:: Excerpted data
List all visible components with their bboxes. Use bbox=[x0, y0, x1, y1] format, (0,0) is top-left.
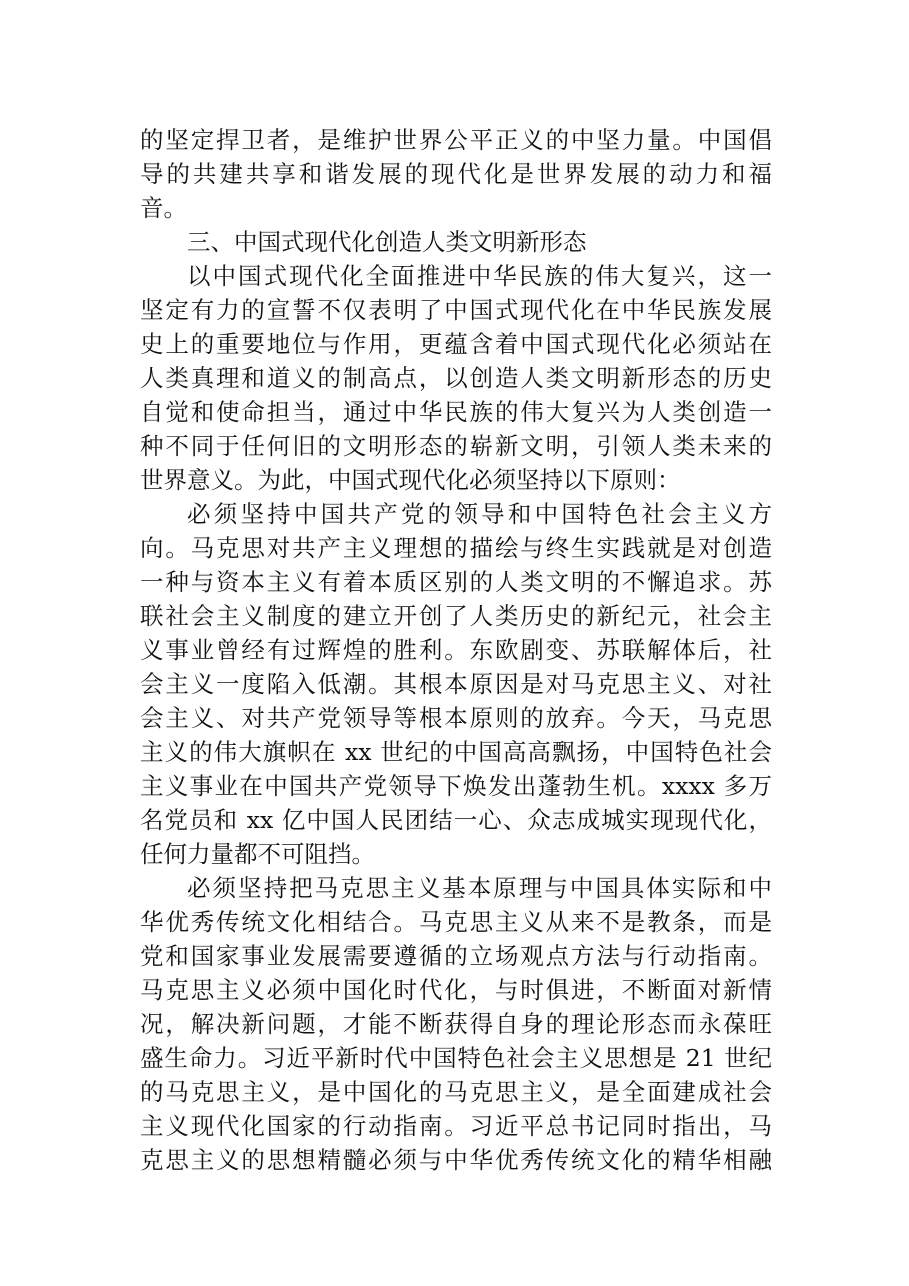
text-line: 党和国家事业发展需要遵循的立场观点方法与行动指南。 bbox=[140, 942, 772, 970]
text-line: 主义现代化国家的行动指南。习近平总书记同时指出，马 bbox=[140, 1112, 772, 1140]
text-line: 华优秀传统文化相结合。马克思主义从来不是教条，而是 bbox=[140, 908, 772, 936]
text-line: 的坚定捍卫者，是维护世界公平正义的中坚力量。中国倡 bbox=[140, 126, 772, 154]
text-line: 种不同于任何旧的文明形态的崭新文明，引领人类未来的 bbox=[140, 432, 772, 460]
text-line: 一种与资本主义有着本质区别的人类文明的不懈追求。苏 bbox=[140, 568, 772, 596]
text-line: 名党员和 xx 亿中国人民团结一心、众志成城实现现代化， bbox=[140, 806, 772, 834]
text-line: 向。马克思对共产主义理想的描绘与终生实践就是对创造 bbox=[140, 534, 772, 562]
text-line: 主义的伟大旗帜在 xx 世纪的中国高高飘扬，中国特色社会 bbox=[140, 738, 772, 766]
paragraph-first-line: 必须坚持把马克思主义基本原理与中国具体实际和中 bbox=[187, 874, 772, 902]
paragraph-first-line: 以中国式现代化全面推进中华民族的伟大复兴，这一 bbox=[187, 262, 772, 290]
text-line: 主义事业在中国共产党领导下焕发出蓬勃生机。xxxx 多万 bbox=[140, 772, 772, 800]
text-line: 况，解决新问题，才能不断获得自身的理论形态而永葆旺 bbox=[140, 1010, 772, 1038]
text-line: 史上的重要地位与作用，更蕴含着中国式现代化必须站在 bbox=[140, 330, 772, 358]
text-line: 联社会主义制度的建立开创了人类历史的新纪元，社会主 bbox=[140, 602, 772, 630]
section-heading: 三、中国式现代化创造人类文明新形态 bbox=[187, 228, 587, 256]
text-line: 自觉和使命担当，通过中华民族的伟大复兴为人类创造一 bbox=[140, 398, 772, 426]
text-line: 任何力量都不可阻挡。 bbox=[140, 840, 375, 868]
text-line: 盛生命力。习近平新时代中国特色社会主义思想是 21 世纪 bbox=[140, 1044, 772, 1072]
text-line: 会主义一度陷入低潮。其根本原因是对马克思主义、对社 bbox=[140, 670, 772, 698]
text-line: 导的共建共享和谐发展的现代化是世界发展的动力和福 bbox=[140, 160, 772, 188]
text-line: 义事业曾经有过辉煌的胜利。东欧剧变、苏联解体后，社 bbox=[140, 636, 772, 664]
text-line: 人类真理和道义的制高点，以创造人类文明新形态的历史 bbox=[140, 364, 772, 392]
text-line: 音。 bbox=[140, 194, 187, 222]
text-line: 克思主义的思想精髓必须与中华优秀传统文化的精华相融 bbox=[140, 1146, 772, 1174]
text-line: 马克思主义必须中国化时代化，与时俱进，不断面对新情 bbox=[140, 976, 772, 1004]
text-line: 世界意义。为此，中国式现代化必须坚持以下原则： bbox=[140, 466, 681, 494]
text-line: 会主义、对共产党领导等根本原则的放弃。今天，马克思 bbox=[140, 704, 772, 732]
text-line: 坚定有力的宣誓不仅表明了中国式现代化在中华民族发展 bbox=[140, 296, 772, 324]
paragraph-first-line: 必须坚持中国共产党的领导和中国特色社会主义方 bbox=[187, 500, 772, 528]
text-line: 的马克思主义，是中国化的马克思主义，是全面建成社会 bbox=[140, 1078, 772, 1106]
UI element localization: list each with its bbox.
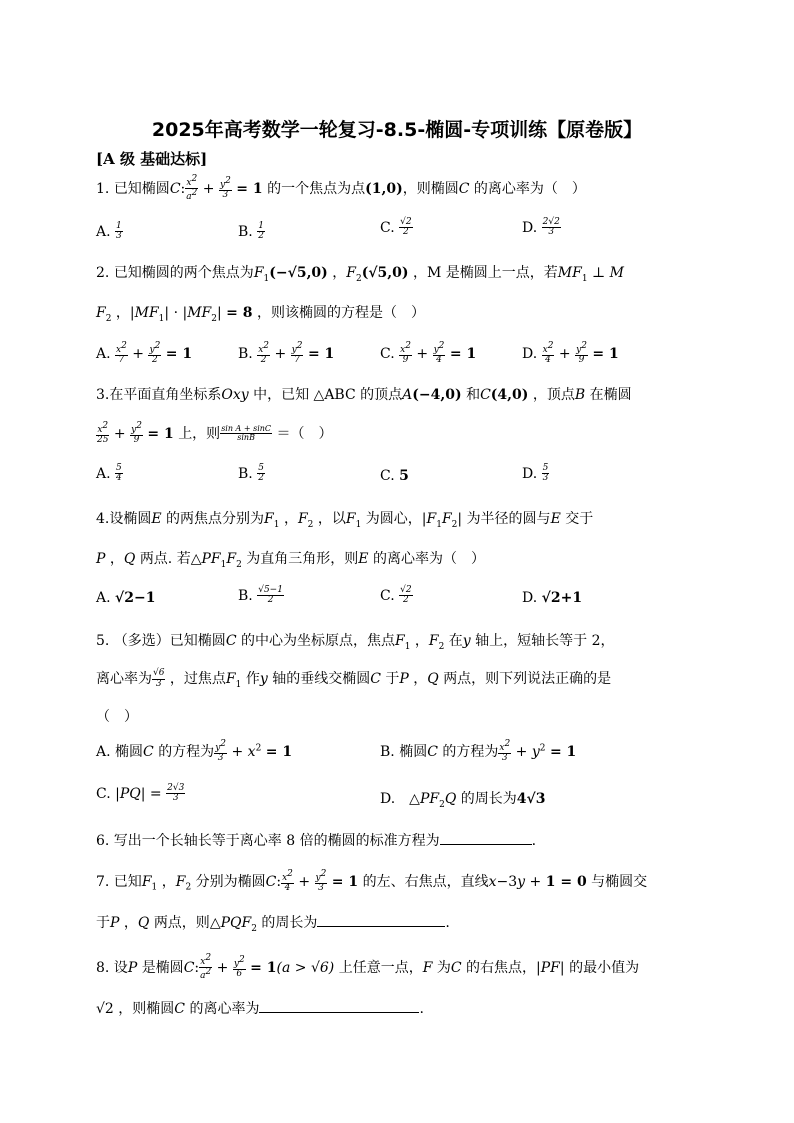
::::
**Work to be completed**
Reproduce all of the rows above, changing each occurrence of "text-line" to "body-line" and keeping everything else the same. Leave the pictures out.

**Result of this exercise**
List all visible components with their bboxes. Use bbox=[x0, y0, x1, y1] format, (0,0) is top-left.
body-line: 党和国家事业发展需要遵循的立场观点方法与行动指南。 bbox=[140, 942, 772, 970]
body-line: 主义现代化国家的行动指南。习近平总书记同时指出，马 bbox=[140, 1112, 772, 1140]
body-line: 华优秀传统文化相结合。马克思主义从来不是教条，而是 bbox=[140, 908, 772, 936]
body-line: 的坚定捍卫者，是维护世界公平正义的中坚力量。中国倡 bbox=[140, 126, 772, 154]
body-line: 种不同于任何旧的文明形态的崭新文明，引领人类未来的 bbox=[140, 432, 772, 460]
body-line: 一种与资本主义有着本质区别的人类文明的不懈追求。苏 bbox=[140, 568, 772, 596]
body-line: 名党员和 xx 亿中国人民团结一心、众志成城实现现代化， bbox=[140, 806, 772, 834]
body-line: 向。马克思对共产主义理想的描绘与终生实践就是对创造 bbox=[140, 534, 772, 562]
body-line: 主义的伟大旗帜在 xx 世纪的中国高高飘扬，中国特色社会 bbox=[140, 738, 772, 766]
paragraph-first-line: 必须坚持把马克思主义基本原理与中国具体实际和中 bbox=[187, 874, 772, 902]
paragraph-first-line: 以中国式现代化全面推进中华民族的伟大复兴，这一 bbox=[187, 262, 772, 290]
body-line: 主义事业在中国共产党领导下焕发出蓬勃生机。xxxx 多万 bbox=[140, 772, 772, 800]
body-line: 况，解决新问题，才能不断获得自身的理论形态而永葆旺 bbox=[140, 1010, 772, 1038]
body-line: 史上的重要地位与作用，更蕴含着中国式现代化必须站在 bbox=[140, 330, 772, 358]
body-line: 联社会主义制度的建立开创了人类历史的新纪元，社会主 bbox=[140, 602, 772, 630]
section-heading: 三、中国式现代化创造人类文明新形态 bbox=[187, 228, 587, 256]
body-line: 自觉和使命担当，通过中华民族的伟大复兴为人类创造一 bbox=[140, 398, 772, 426]
body-line: 任何力量都不可阻挡。 bbox=[140, 840, 375, 868]
body-line: 盛生命力。习近平新时代中国特色社会主义思想是 21 世纪 bbox=[140, 1044, 772, 1072]
body-line: 会主义一度陷入低潮。其根本原因是对马克思主义、对社 bbox=[140, 670, 772, 698]
body-line: 导的共建共享和谐发展的现代化是世界发展的动力和福 bbox=[140, 160, 772, 188]
body-line: 义事业曾经有过辉煌的胜利。东欧剧变、苏联解体后，社 bbox=[140, 636, 772, 664]
body-line: 人类真理和道义的制高点，以创造人类文明新形态的历史 bbox=[140, 364, 772, 392]
body-line: 音。 bbox=[140, 194, 187, 222]
body-line: 克思主义的思想精髓必须与中华优秀传统文化的精华相融 bbox=[140, 1146, 772, 1174]
body-line: 马克思主义必须中国化时代化，与时俱进，不断面对新情 bbox=[140, 976, 772, 1004]
body-line: 世界意义。为此，中国式现代化必须坚持以下原则： bbox=[140, 466, 681, 494]
body-line: 会主义、对共产党领导等根本原则的放弃。今天，马克思 bbox=[140, 704, 772, 732]
body-line: 坚定有力的宣誓不仅表明了中国式现代化在中华民族发展 bbox=[140, 296, 772, 324]
paragraph-first-line: 必须坚持中国共产党的领导和中国特色社会主义方 bbox=[187, 500, 772, 528]
body-line: 的马克思主义，是中国化的马克思主义，是全面建成社会 bbox=[140, 1078, 772, 1106]
UI element localization: list each with its bbox.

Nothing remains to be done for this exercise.